*Document passage*.

"Don't talk to me about a man's being able to talk sense; everyone can talk sense. Can he talk nonsense?"
~ William Pitt
Let's talk nonsense. One of the most e-mailed articles in the New York Times this week is "How Nonsense Sharpens the Intellect." Its subject is new research into the way the mind reacts to absurdities. Study masterminds Travis Proulx, a postdoctoral researcher at the University of California, Santa Barbara, and Steven J. Heine, a professor of psychology at the University of British Columbia, maintain that the brain has evolved to search for patterns, and because encounters with nonsense encourage us to discover patterns we might otherwise overlook, it can lead to breakthroughs.
"A little nonsense now and then is relished by the wisest men."

*Data extract*.
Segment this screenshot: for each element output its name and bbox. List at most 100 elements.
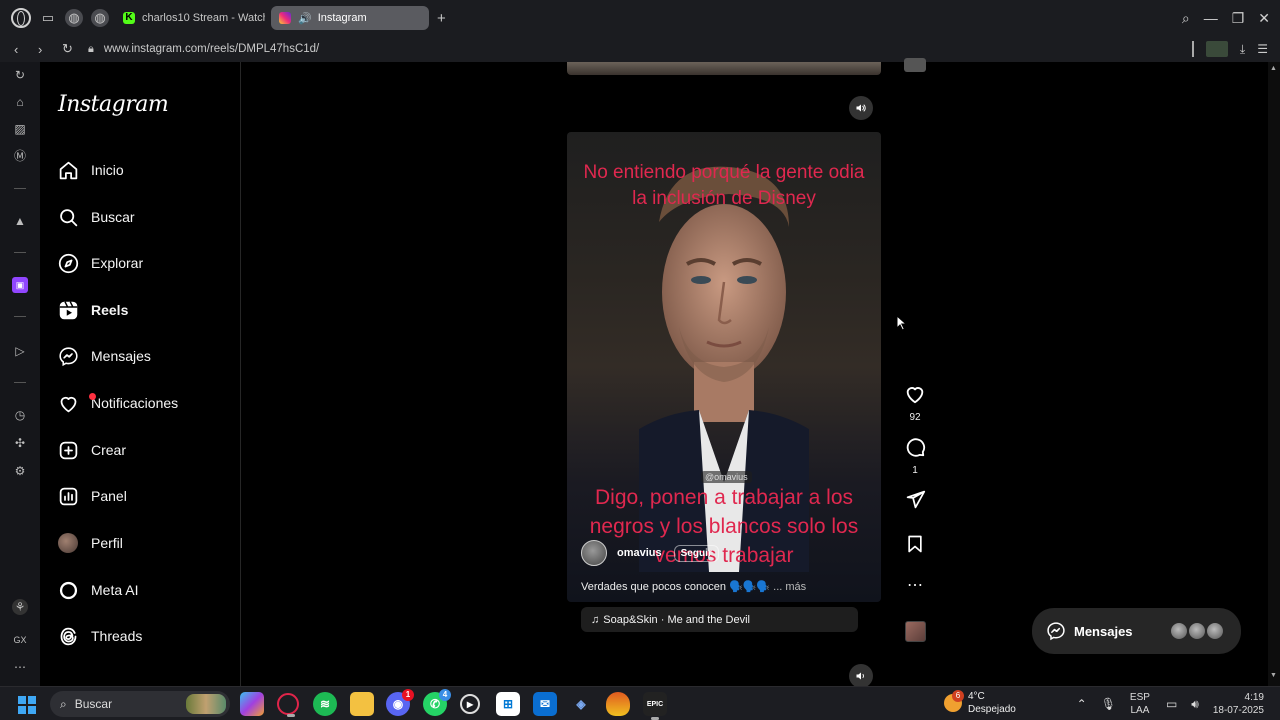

*Stated task*.
Using the passage about nonsense, answer:
(a) Who is the opening quotation attributed to?
(b) What is the title of the New York Times article it mentions?
(c) At which university is Steven J. Heine a professor of psychology?
Rely only on the passage about nonsense, not the listing.

*Reply to the task*.
(a) William Pitt
(b) "How Nonsense Sharpens the Intellect"
(c) The University of British Columbia